Start of Dataset rows

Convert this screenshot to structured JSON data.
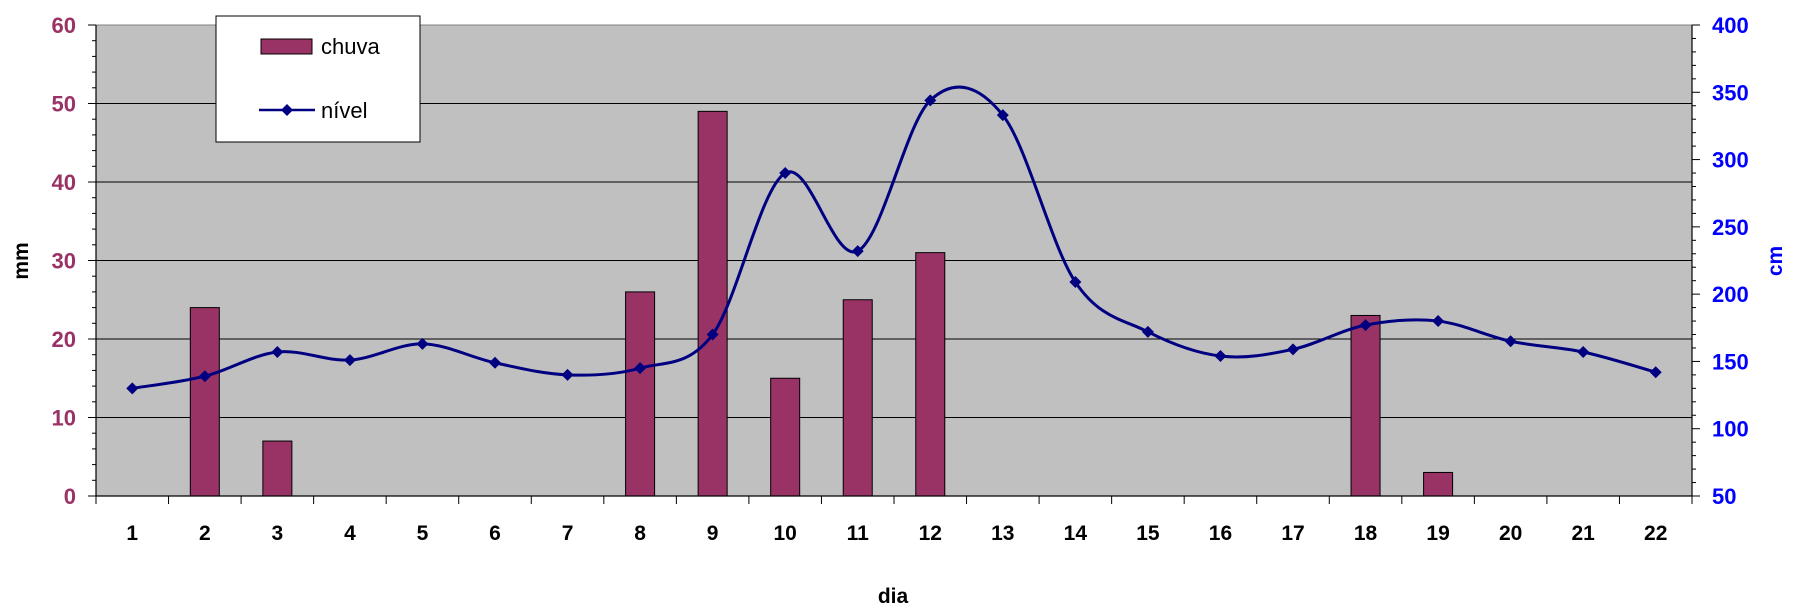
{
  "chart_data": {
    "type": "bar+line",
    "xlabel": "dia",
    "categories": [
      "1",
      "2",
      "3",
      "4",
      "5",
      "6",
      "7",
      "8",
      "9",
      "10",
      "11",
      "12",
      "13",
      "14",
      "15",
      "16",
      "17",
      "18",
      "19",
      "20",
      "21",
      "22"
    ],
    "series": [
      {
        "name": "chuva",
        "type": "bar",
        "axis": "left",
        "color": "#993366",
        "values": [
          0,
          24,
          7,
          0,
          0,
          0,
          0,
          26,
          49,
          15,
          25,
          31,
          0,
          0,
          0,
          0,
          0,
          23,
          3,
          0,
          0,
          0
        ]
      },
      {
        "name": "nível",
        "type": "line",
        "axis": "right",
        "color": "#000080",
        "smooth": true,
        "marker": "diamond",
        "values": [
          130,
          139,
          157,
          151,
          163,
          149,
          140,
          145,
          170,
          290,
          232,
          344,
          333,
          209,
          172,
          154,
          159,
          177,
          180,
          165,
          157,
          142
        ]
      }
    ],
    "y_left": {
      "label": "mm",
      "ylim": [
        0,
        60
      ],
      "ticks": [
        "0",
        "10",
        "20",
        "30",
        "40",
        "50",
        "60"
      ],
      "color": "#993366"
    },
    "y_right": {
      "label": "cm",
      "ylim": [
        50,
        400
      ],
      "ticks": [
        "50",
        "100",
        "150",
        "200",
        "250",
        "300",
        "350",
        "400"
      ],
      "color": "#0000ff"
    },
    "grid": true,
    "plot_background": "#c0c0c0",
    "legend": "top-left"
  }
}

End of Dataset rows

Challenge
Count the lines above in which the word "color" appears, then state only that count.

Finished task
4